Saved entries
§
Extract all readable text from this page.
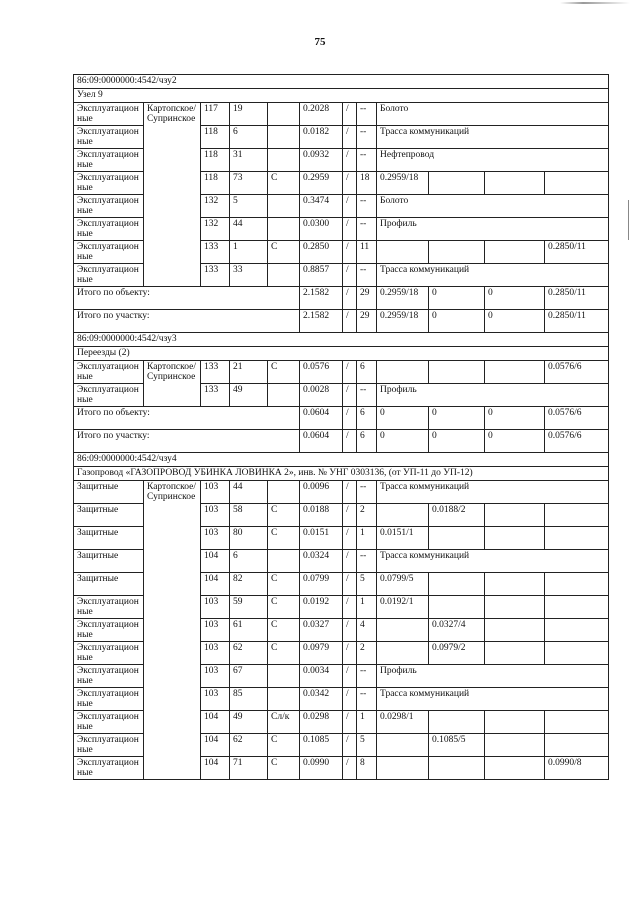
75
86:09:0000000:4542/чзу2											
Узел 9											
Эксплуатационные	Картопское/ Супринское	117	19		0.2028	/	--	Болото			
Эксплуатационные		118	6		0.0182	/	--	Трасса коммуникаций			
Эксплуатационные		118	31		0.0932	/	--	Нефтепровод			
Эксплуатационные		118	73	С	0.2959	/	18	0.2959/18			
Эксплуатационные		132	5		0.3474	/	--	Болото			
Эксплуатационные		132	44		0.0300	/	--	Профиль			
Эксплуатационные		133	1	С	0.2850	/	11				0.2850/11
Эксплуатационные		133	33		0.8857	/	--	Трасса коммуникаций			
Итого по объекту:					2.1582	/	29	0.2959/18	0	0	0.2850/11
Итого по участку:					2.1582	/	29	0.2959/18	0	0	0.2850/11
86:09:0000000:4542/чзу3											
Переезды (2)											
Эксплуатационные	Картопское/ Супринское	133	21	С	0.0576	/	6				0.0576/6
Эксплуатационные		133	49		0.0028	/	--	Профиль			
Итого по объекту:					0.0604	/	6	0	0	0	0.0576/6
Итого по участку:					0.0604	/	6	0	0	0	0.0576/6
86:09:0000000:4542/чзу4											
Газопровод «ГАЗОПРОВОД УБИНКА ЛОВИНКА 2», инв. № УНГ 0303136, (от УП-11 до УП-12)											
Защитные	Картопское/ Супринское	103	44		0.0096	/	--	Трасса коммуникаций			
Защитные		103	58	С	0.0188	/	2		0.0188/2		
Защитные		103	80	С	0.0151	/	1	0.0151/1			
Защитные		104	6		0.0324	/	--	Трасса коммуникаций			
Защитные		104	82	С	0.0799	/	5	0.0799/5			
Эксплуатационные		103	59	С	0.0192	/	1	0.0192/1			
Эксплуатационные		103	61	С	0.0327	/	4		0.0327/4		
Эксплуатационные		103	62	С	0.0979	/	2		0.0979/2		
Эксплуатационные		103	67		0.0034	/	--	Профиль			
Эксплуатационные		103	85		0.0342	/	--	Трасса коммуникаций			
Эксплуатационные		104	49	Сл/к	0.0298	/	1	0.0298/1			
Эксплуатационные		104	62	С	0.1085	/	5		0.1085/5		
Эксплуатационные		104	71	С	0.0990	/	8				0.0990/8
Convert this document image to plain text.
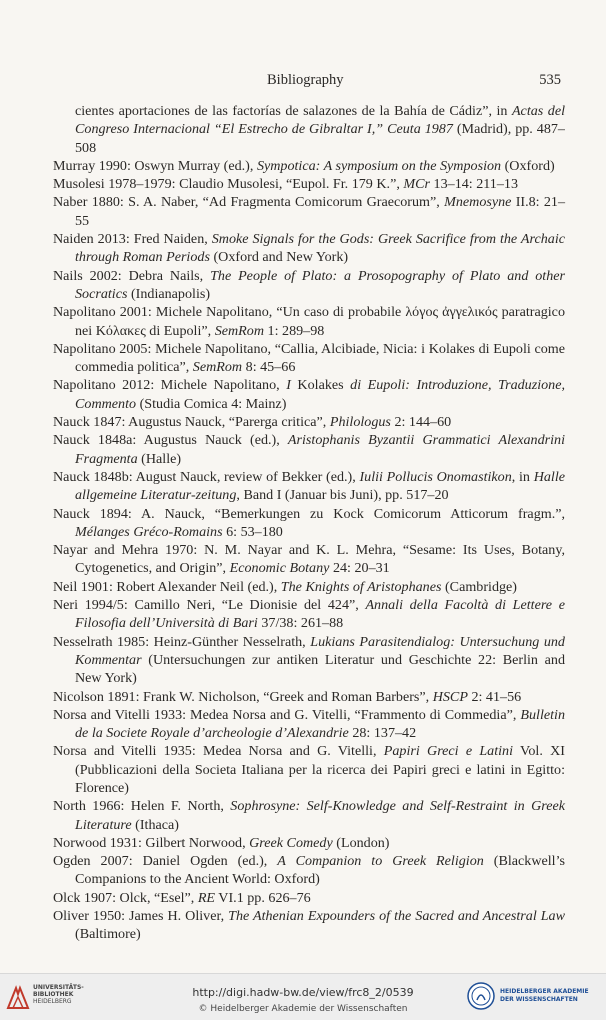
Bibliography	535

cientes aportaciones de las factorías de salazones de la Bahía de Cádiz”, in Actas del Congreso Internacional “El Estrecho de Gibraltar I,” Ceuta 1987 (Madrid), pp. 487–508

Murray 1990: Oswyn Murray (ed.), Sympotica: A symposium on the Symposion (Oxford)

Musolesi 1978–1979: Claudio Musolesi, “Eupol. Fr. 179 K.”, MCr 13–14: 211–13

Naber 1880: S. A. Naber, “Ad Fragmenta Comicorum Graecorum”, Mnemosyne II.8: 21–55

Naiden 2013: Fred Naiden, Smoke Signals for the Gods: Greek Sacrifice from the Archaic through Roman Periods (Oxford and New York)

Nails 2002: Debra Nails, The People of Plato: a Prosopography of Plato and other Socratics (Indianapolis)

Napolitano 2001: Michele Napolitano, “Un caso di probabile λόγος ἀγγελικός paratragico nei Κόλακες di Eupoli”, SemRom 1: 289–98

Napolitano 2005: Michele Napolitano, “Callia, Alcibiade, Nicia: i Kolakes di Eupoli come commedia politica”, SemRom 8: 45–66

Napolitano 2012: Michele Napolitano, I Kolakes di Eupoli: Introduzione, Traduzione, Commento (Studia Comica 4: Mainz)

Nauck 1847: Augustus Nauck, “Parerga critica”, Philologus 2: 144–60

Nauck 1848a: Augustus Nauck (ed.), Aristophanis Byzantii Grammatici Alexandrini Fragmenta (Halle)

Nauck 1848b: August Nauck, review of Bekker (ed.), Iulii Pollucis Onomastikon, in Halle allgemeine Literatur-zeitung, Band I (Januar bis Juni), pp. 517–20

Nauck 1894: A. Nauck, “Bemerkungen zu Kock Comicorum Atticorum fragm.”, Mélanges Gréco-Romains 6: 53–180

Nayar and Mehra 1970: N. M. Nayar and K. L. Mehra, “Sesame: Its Uses, Botany, Cytogenetics, and Origin”, Economic Botany 24: 20–31

Neil 1901: Robert Alexander Neil (ed.), The Knights of Aristophanes (Cambridge)

Neri 1994/5: Camillo Neri, “Le Dionisie del 424”, Annali della Facoltà di Lettere e Filosofia dell’Università di Bari 37/38: 261–88

Nesselrath 1985: Heinz-Günther Nesselrath, Lukians Parasitendialog: Untersuchung und Kommentar (Untersuchungen zur antiken Literatur und Geschichte 22: Berlin and New York)

Nicolson 1891: Frank W. Nicholson, “Greek and Roman Barbers”, HSCP 2: 41–56

Norsa and Vitelli 1933: Medea Norsa and G. Vitelli, “Frammento di Commedia”, Bulletin de la Societe Royale d’archeologie d’Alexandrie 28: 137–42

Norsa and Vitelli 1935: Medea Norsa and G. Vitelli, Papiri Greci e Latini Vol. XI (Pubblicazioni della Societa Italiana per la ricerca dei Papiri greci e latini in Egitto: Florence)

North 1966: Helen F. North, Sophrosyne: Self-Knowledge and Self-Restraint in Greek Literature (Ithaca)

Norwood 1931: Gilbert Norwood, Greek Comedy (London)

Ogden 2007: Daniel Ogden (ed.), A Companion to Greek Religion (Blackwell’s Companions to the Ancient World: Oxford)

Olck 1907: Olck, “Esel”, RE VI.1 pp. 626–76

Oliver 1950: James H. Oliver, The Athenian Expounders of the Sacred and Ancestral Law (Baltimore)

UNIVERSITÄTS-
BIBLIOTHEK
HEIDELBERG
http://digi.hadw-bw.de/view/frc8_2/0539
© Heidelberger Akademie der Wissenschaften
HEIDELBERGER AKADEMIE
DER WISSENSCHAFTEN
§
| Problem details |
Report only how many lines of the listing hold the word "text".

| Correct answer |
2